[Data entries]
_ _ _ _ _ _ _

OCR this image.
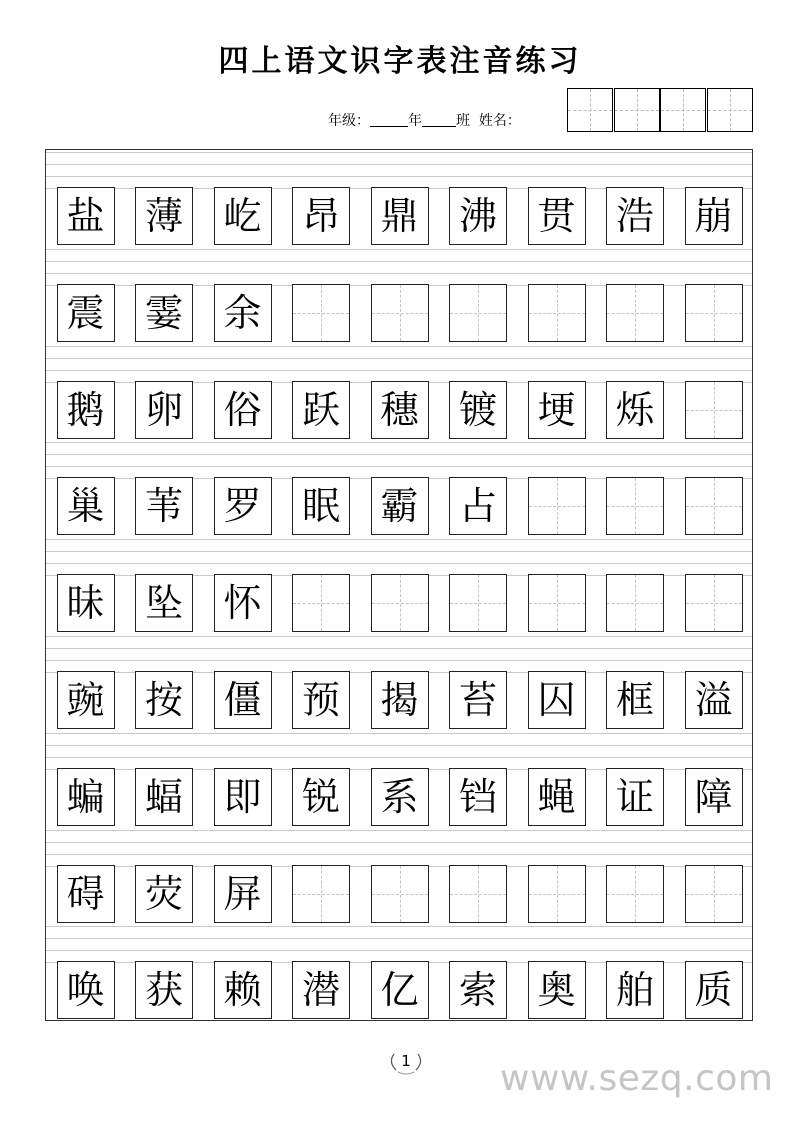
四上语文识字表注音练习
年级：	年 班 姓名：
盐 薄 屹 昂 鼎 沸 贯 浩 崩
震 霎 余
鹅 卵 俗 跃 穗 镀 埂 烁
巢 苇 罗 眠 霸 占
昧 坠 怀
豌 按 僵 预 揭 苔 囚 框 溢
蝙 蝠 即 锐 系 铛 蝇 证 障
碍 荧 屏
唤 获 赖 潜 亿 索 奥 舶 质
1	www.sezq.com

_ _ _ _ _ _ _

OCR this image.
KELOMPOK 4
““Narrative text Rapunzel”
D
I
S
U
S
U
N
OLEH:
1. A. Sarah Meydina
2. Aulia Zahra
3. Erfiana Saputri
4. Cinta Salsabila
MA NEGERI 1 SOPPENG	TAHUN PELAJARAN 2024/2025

_ _ _ _ _ _ _

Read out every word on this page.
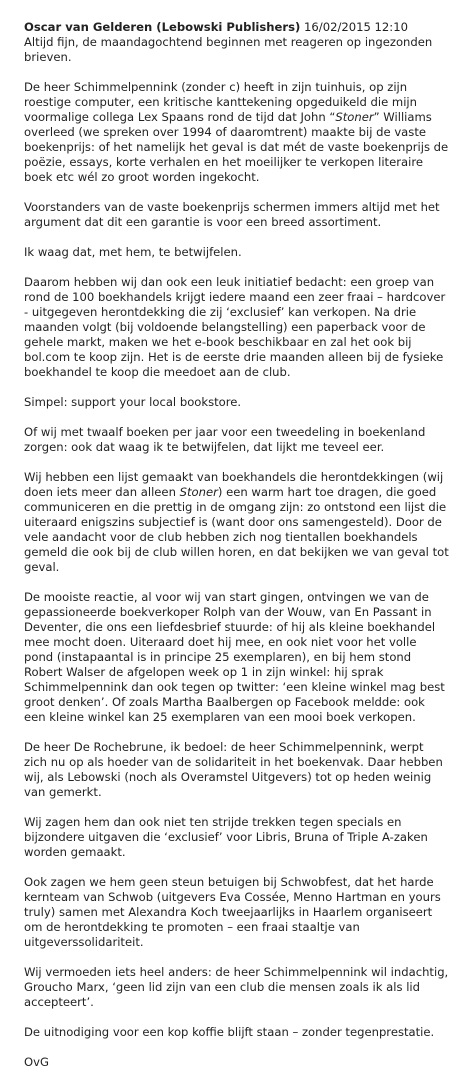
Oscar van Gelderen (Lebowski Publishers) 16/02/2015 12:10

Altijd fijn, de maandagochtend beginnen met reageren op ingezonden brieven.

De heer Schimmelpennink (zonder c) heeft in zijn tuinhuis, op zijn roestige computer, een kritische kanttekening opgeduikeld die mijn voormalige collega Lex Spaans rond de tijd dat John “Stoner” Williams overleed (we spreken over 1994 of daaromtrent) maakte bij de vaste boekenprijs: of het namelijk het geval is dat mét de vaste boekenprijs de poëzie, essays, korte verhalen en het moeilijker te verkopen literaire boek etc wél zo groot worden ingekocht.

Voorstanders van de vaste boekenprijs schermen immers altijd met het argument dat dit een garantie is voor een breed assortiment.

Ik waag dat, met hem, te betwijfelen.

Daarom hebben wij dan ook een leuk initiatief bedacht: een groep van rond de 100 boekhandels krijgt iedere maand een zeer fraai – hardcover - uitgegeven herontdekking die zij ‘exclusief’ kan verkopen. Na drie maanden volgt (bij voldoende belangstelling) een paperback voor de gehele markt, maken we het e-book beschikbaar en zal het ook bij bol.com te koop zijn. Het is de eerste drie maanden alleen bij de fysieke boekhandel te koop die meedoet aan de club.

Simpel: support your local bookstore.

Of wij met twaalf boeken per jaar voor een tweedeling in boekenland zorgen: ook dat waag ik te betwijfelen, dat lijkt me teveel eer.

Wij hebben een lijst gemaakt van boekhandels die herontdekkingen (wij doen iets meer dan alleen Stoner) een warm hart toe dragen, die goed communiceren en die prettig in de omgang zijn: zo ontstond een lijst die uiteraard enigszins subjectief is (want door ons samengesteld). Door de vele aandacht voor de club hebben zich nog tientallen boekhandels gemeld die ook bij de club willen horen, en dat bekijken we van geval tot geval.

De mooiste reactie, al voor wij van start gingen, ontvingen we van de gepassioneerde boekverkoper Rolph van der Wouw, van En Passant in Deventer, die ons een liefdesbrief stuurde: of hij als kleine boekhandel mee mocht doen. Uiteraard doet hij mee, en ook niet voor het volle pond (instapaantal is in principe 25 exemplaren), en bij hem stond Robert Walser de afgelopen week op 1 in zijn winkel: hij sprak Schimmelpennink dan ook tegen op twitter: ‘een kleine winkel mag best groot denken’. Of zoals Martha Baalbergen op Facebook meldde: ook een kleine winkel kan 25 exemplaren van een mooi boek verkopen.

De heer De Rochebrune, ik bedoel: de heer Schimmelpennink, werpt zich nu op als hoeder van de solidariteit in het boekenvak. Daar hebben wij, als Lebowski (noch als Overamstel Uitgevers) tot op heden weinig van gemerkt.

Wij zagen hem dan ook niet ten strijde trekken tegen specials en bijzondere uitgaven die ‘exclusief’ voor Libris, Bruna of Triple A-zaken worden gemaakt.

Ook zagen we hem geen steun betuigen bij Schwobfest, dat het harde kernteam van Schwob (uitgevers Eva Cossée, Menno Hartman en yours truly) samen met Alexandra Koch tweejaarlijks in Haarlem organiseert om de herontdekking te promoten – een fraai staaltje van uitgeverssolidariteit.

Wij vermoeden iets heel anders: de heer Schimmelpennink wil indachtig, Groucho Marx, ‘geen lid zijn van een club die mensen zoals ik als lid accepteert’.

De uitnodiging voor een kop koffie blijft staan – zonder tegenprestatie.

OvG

_ _ _ _ _ _ _

◆ **Your task**
From the data above, gather every line that includes the word "heer".

◆ **Correct response**
De heer Schimmelpennink (zonder c) heeft in zijn tuinhuis, op zijn roestige computer, een kritische kanttekening opgeduikeld die mijn voormalige collega Lex Spaans rond de tijd dat John “Stoner” Williams overleed (we spreken over 1994 of daaromtrent) maakte bij de vaste boekenprijs: of het namelijk het geval is dat mét de vaste boekenprijs de poëzie, essays, korte verhalen en het moeilijker te verkopen literaire boek etc wél zo groot worden ingekocht.
De heer De Rochebrune, ik bedoel: de heer Schimmelpennink, werpt zich nu op als hoeder van de solidariteit in het boekenvak. Daar hebben wij, als Lebowski (noch als Overamstel Uitgevers) tot op heden weinig van gemerkt.
Wij vermoeden iets heel anders: de heer Schimmelpennink wil indachtig, Groucho Marx, ‘geen lid zijn van een club die mensen zoals ik als lid accepteert’.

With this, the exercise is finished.